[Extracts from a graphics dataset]
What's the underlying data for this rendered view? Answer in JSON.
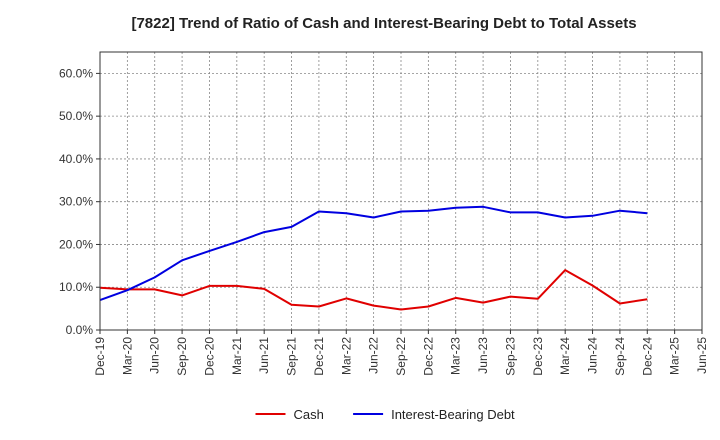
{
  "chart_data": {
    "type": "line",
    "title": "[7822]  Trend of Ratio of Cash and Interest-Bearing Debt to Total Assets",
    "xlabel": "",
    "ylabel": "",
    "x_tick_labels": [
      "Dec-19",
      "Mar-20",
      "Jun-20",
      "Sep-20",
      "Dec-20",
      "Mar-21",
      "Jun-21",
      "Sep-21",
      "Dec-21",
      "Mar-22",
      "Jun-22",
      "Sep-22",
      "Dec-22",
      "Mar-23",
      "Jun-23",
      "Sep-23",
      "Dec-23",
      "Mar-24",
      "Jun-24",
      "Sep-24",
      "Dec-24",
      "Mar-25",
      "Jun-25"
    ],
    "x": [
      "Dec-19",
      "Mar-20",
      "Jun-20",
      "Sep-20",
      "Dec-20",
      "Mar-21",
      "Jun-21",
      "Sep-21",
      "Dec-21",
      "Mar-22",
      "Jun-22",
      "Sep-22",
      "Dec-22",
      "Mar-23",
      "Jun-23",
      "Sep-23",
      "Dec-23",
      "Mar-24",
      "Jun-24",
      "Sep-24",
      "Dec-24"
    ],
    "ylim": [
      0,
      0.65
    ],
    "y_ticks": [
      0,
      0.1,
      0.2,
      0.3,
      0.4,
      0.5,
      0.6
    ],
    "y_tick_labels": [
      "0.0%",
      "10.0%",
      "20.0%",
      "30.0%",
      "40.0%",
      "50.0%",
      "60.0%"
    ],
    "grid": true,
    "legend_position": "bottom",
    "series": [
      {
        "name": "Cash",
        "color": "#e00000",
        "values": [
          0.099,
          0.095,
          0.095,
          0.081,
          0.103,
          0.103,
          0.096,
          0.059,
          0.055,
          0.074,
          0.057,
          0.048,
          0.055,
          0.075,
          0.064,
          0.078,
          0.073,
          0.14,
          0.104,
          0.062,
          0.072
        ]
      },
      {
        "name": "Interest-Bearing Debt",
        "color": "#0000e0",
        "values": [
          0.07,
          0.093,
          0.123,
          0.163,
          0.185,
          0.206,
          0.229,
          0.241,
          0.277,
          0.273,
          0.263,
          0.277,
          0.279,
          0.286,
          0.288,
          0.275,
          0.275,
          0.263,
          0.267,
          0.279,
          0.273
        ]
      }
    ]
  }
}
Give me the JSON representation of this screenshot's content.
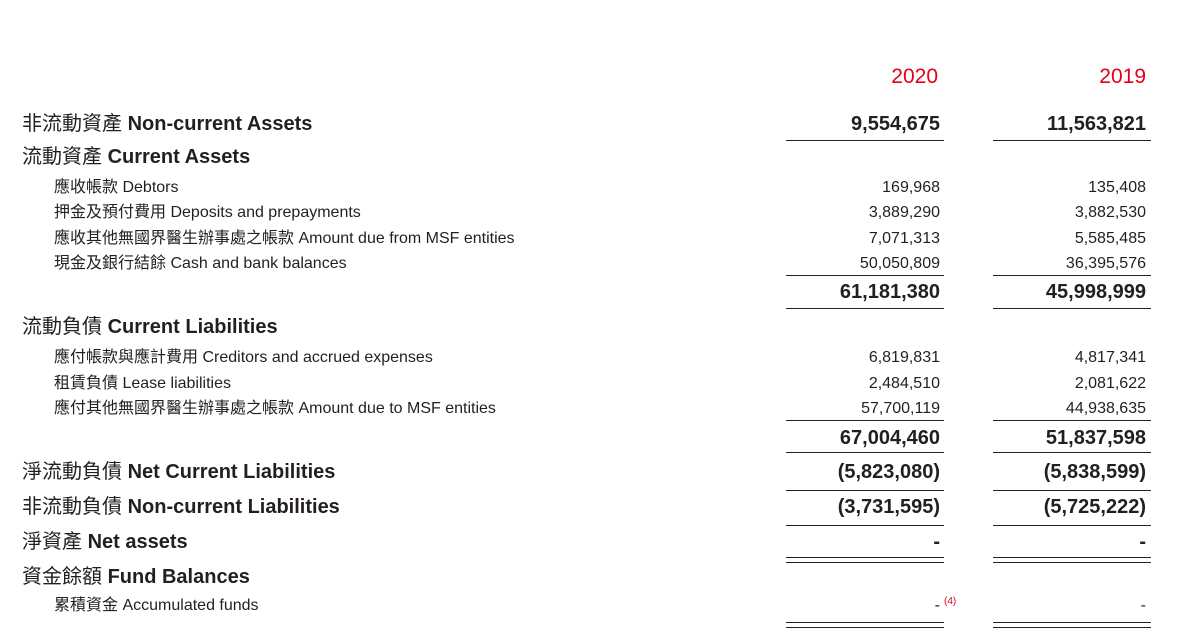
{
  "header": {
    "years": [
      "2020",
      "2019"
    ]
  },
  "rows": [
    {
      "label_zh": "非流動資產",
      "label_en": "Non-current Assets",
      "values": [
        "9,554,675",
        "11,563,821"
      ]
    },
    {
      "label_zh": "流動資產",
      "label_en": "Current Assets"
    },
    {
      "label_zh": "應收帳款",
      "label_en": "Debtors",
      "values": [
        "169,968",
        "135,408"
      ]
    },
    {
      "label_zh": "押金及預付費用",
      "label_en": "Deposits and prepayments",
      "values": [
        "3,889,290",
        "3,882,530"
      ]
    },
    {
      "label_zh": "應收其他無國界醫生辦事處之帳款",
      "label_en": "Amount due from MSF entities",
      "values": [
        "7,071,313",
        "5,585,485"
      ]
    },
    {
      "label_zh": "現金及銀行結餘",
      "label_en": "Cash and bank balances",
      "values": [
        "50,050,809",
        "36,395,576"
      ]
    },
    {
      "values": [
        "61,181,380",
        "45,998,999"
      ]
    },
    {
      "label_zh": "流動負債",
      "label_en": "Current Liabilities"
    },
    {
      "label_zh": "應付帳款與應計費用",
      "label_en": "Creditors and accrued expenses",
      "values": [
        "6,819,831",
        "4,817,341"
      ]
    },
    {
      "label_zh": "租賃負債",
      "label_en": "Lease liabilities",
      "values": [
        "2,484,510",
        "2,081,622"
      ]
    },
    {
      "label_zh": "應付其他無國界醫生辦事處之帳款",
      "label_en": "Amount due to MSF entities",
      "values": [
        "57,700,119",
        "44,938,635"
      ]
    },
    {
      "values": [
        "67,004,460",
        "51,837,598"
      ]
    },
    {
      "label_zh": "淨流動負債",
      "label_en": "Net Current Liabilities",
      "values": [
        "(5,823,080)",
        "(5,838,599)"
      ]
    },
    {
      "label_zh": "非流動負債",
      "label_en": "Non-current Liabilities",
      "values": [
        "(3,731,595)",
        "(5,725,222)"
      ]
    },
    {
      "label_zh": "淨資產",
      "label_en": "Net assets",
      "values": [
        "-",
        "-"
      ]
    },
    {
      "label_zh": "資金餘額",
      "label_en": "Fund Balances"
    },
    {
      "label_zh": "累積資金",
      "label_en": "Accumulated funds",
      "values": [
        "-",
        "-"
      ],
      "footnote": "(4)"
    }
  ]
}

■ The exercise ■
What comes back should match the records exactly, minus any pictures.

■ Completed exercise ■
What's the underlying data for this rendered view? Answer in JSON.
{
  "chart_data": {
    "type": "line",
    "title": "[7822]  Trend of Ratio of Cash and Interest-Bearing Debt to Total Assets",
    "xlabel": "",
    "ylabel": "",
    "x_tick_labels": [
      "Dec-19",
      "Mar-20",
      "Jun-20",
      "Sep-20",
      "Dec-20",
      "Mar-21",
      "Jun-21",
      "Sep-21",
      "Dec-21",
      "Mar-22",
      "Jun-22",
      "Sep-22",
      "Dec-22",
      "Mar-23",
      "Jun-23",
      "Sep-23",
      "Dec-23",
      "Mar-24",
      "Jun-24",
      "Sep-24",
      "Dec-24",
      "Mar-25",
      "Jun-25"
    ],
    "x": [
      "Dec-19",
      "Mar-20",
      "Jun-20",
      "Sep-20",
      "Dec-20",
      "Mar-21",
      "Jun-21",
      "Sep-21",
      "Dec-21",
      "Mar-22",
      "Jun-22",
      "Sep-22",
      "Dec-22",
      "Mar-23",
      "Jun-23",
      "Sep-23",
      "Dec-23",
      "Mar-24",
      "Jun-24",
      "Sep-24",
      "Dec-24"
    ],
    "ylim": [
      0,
      0.65
    ],
    "y_ticks": [
      0,
      0.1,
      0.2,
      0.3,
      0.4,
      0.5,
      0.6
    ],
    "y_tick_labels": [
      "0.0%",
      "10.0%",
      "20.0%",
      "30.0%",
      "40.0%",
      "50.0%",
      "60.0%"
    ],
    "grid": true,
    "legend_position": "bottom",
    "series": [
      {
        "name": "Cash",
        "color": "#e00000",
        "values": [
          0.099,
          0.095,
          0.095,
          0.081,
          0.103,
          0.103,
          0.096,
          0.059,
          0.055,
          0.074,
          0.057,
          0.048,
          0.055,
          0.075,
          0.064,
          0.078,
          0.073,
          0.14,
          0.104,
          0.062,
          0.072
        ]
      },
      {
        "name": "Interest-Bearing Debt",
        "color": "#0000e0",
        "values": [
          0.07,
          0.093,
          0.123,
          0.163,
          0.185,
          0.206,
          0.229,
          0.241,
          0.277,
          0.273,
          0.263,
          0.277,
          0.279,
          0.286,
          0.288,
          0.275,
          0.275,
          0.263,
          0.267,
          0.279,
          0.273
        ]
      }
    ]
  }
}
Give me the JSON representation of this screenshot's content.
{
  "header": {
    "years": [
      "2020",
      "2019"
    ]
  },
  "rows": [
    {
      "label_zh": "非流動資產",
      "label_en": "Non-current Assets",
      "values": [
        "9,554,675",
        "11,563,821"
      ]
    },
    {
      "label_zh": "流動資產",
      "label_en": "Current Assets"
    },
    {
      "label_zh": "應收帳款",
      "label_en": "Debtors",
      "values": [
        "169,968",
        "135,408"
      ]
    },
    {
      "label_zh": "押金及預付費用",
      "label_en": "Deposits and prepayments",
      "values": [
        "3,889,290",
        "3,882,530"
      ]
    },
    {
      "label_zh": "應收其他無國界醫生辦事處之帳款",
      "label_en": "Amount due from MSF entities",
      "values": [
        "7,071,313",
        "5,585,485"
      ]
    },
    {
      "label_zh": "現金及銀行結餘",
      "label_en": "Cash and bank balances",
      "values": [
        "50,050,809",
        "36,395,576"
      ]
    },
    {
      "values": [
        "61,181,380",
        "45,998,999"
      ]
    },
    {
      "label_zh": "流動負債",
      "label_en": "Current Liabilities"
    },
    {
      "label_zh": "應付帳款與應計費用",
      "label_en": "Creditors and accrued expenses",
      "values": [
        "6,819,831",
        "4,817,341"
      ]
    },
    {
      "label_zh": "租賃負債",
      "label_en": "Lease liabilities",
      "values": [
        "2,484,510",
        "2,081,622"
      ]
    },
    {
      "label_zh": "應付其他無國界醫生辦事處之帳款",
      "label_en": "Amount due to MSF entities",
      "values": [
        "57,700,119",
        "44,938,635"
      ]
    },
    {
      "values": [
        "67,004,460",
        "51,837,598"
      ]
    },
    {
      "label_zh": "淨流動負債",
      "label_en": "Net Current Liabilities",
      "values": [
        "(5,823,080)",
        "(5,838,599)"
      ]
    },
    {
      "label_zh": "非流動負債",
      "label_en": "Non-current Liabilities",
      "values": [
        "(3,731,595)",
        "(5,725,222)"
      ]
    },
    {
      "label_zh": "淨資產",
      "label_en": "Net assets",
      "values": [
        "-",
        "-"
      ]
    },
    {
      "label_zh": "資金餘額",
      "label_en": "Fund Balances"
    },
    {
      "label_zh": "累積資金",
      "label_en": "Accumulated funds",
      "values": [
        "-",
        "-"
      ],
      "footnote": "(4)"
    }
  ]
}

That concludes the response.